[Given data start]

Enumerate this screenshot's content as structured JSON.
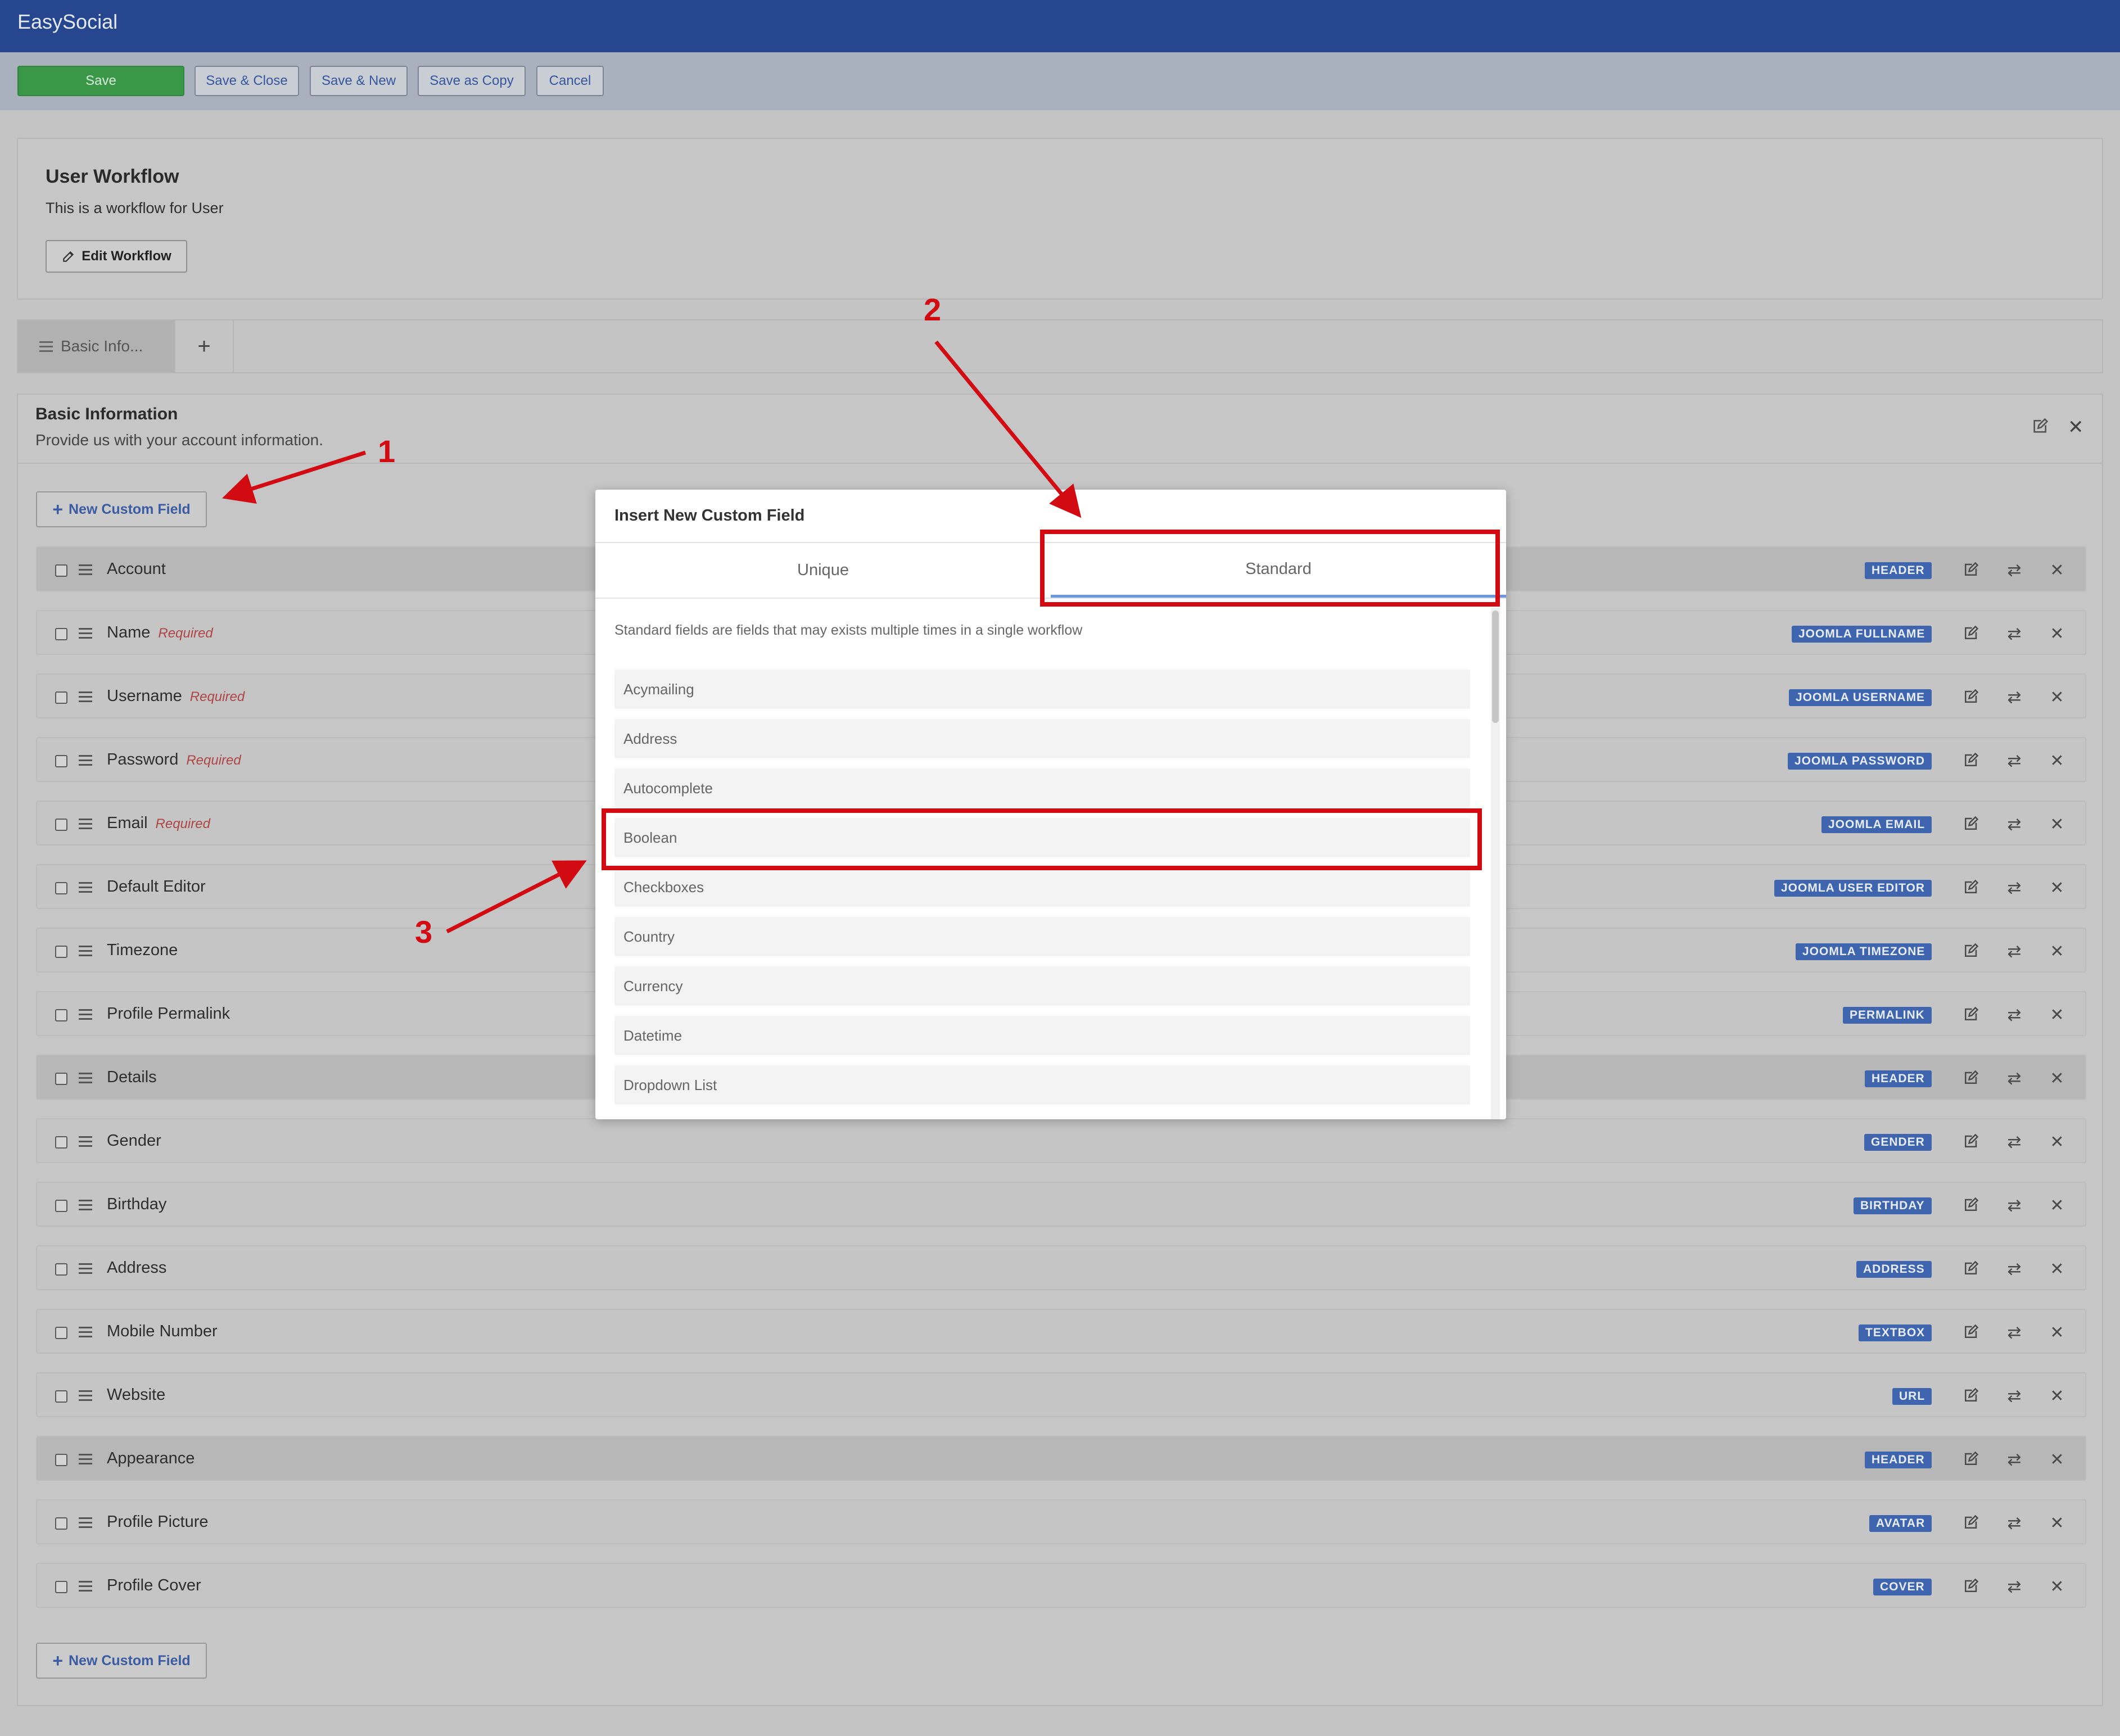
{
  "app": {
    "title": "EasySocial"
  },
  "toolbar": {
    "save": "Save",
    "save_close": "Save & Close",
    "save_new": "Save & New",
    "save_copy": "Save as Copy",
    "cancel": "Cancel"
  },
  "workflow": {
    "title": "User Workflow",
    "description": "This is a workflow for User",
    "edit_button": "Edit Workflow"
  },
  "tabs": {
    "first": "Basic Info...",
    "add": "+"
  },
  "section": {
    "title": "Basic Information",
    "description": "Provide us with your account information.",
    "new_field_button": "New Custom Field"
  },
  "fields": [
    {
      "name": "Account",
      "required": "",
      "badge": "HEADER",
      "header": true
    },
    {
      "name": "Name",
      "required": "Required",
      "badge": "JOOMLA FULLNAME",
      "header": false
    },
    {
      "name": "Username",
      "required": "Required",
      "badge": "JOOMLA USERNAME",
      "header": false
    },
    {
      "name": "Password",
      "required": "Required",
      "badge": "JOOMLA PASSWORD",
      "header": false
    },
    {
      "name": "Email",
      "required": "Required",
      "badge": "JOOMLA EMAIL",
      "header": false
    },
    {
      "name": "Default Editor",
      "required": "",
      "badge": "JOOMLA USER EDITOR",
      "header": false
    },
    {
      "name": "Timezone",
      "required": "",
      "badge": "JOOMLA TIMEZONE",
      "header": false
    },
    {
      "name": "Profile Permalink",
      "required": "",
      "badge": "PERMALINK",
      "header": false
    },
    {
      "name": "Details",
      "required": "",
      "badge": "HEADER",
      "header": true
    },
    {
      "name": "Gender",
      "required": "",
      "badge": "GENDER",
      "header": false
    },
    {
      "name": "Birthday",
      "required": "",
      "badge": "BIRTHDAY",
      "header": false
    },
    {
      "name": "Address",
      "required": "",
      "badge": "ADDRESS",
      "header": false
    },
    {
      "name": "Mobile Number",
      "required": "",
      "badge": "TEXTBOX",
      "header": false
    },
    {
      "name": "Website",
      "required": "",
      "badge": "URL",
      "header": false
    },
    {
      "name": "Appearance",
      "required": "",
      "badge": "HEADER",
      "header": true
    },
    {
      "name": "Profile Picture",
      "required": "",
      "badge": "AVATAR",
      "header": false
    },
    {
      "name": "Profile Cover",
      "required": "",
      "badge": "COVER",
      "header": false
    }
  ],
  "modal": {
    "title": "Insert New Custom Field",
    "tab_unique": "Unique",
    "tab_standard": "Standard",
    "description": "Standard fields are fields that may exists multiple times in a single workflow",
    "options": [
      "Acymailing",
      "Address",
      "Autocomplete",
      "Boolean",
      "Checkboxes",
      "Country",
      "Currency",
      "Datetime",
      "Dropdown List"
    ]
  },
  "annotations": {
    "one": "1",
    "two": "2",
    "three": "3",
    "color": "#d20a12"
  },
  "icons": {
    "edit": "edit-icon",
    "move": "swap-icon",
    "delete": "close-icon",
    "drag": "drag-handle-icon"
  }
}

[Given data end]

Filter the data, keeping only the lines that contain "Custom".

    "new_field_button": "New Custom Field"
    "title": "Insert New Custom Field",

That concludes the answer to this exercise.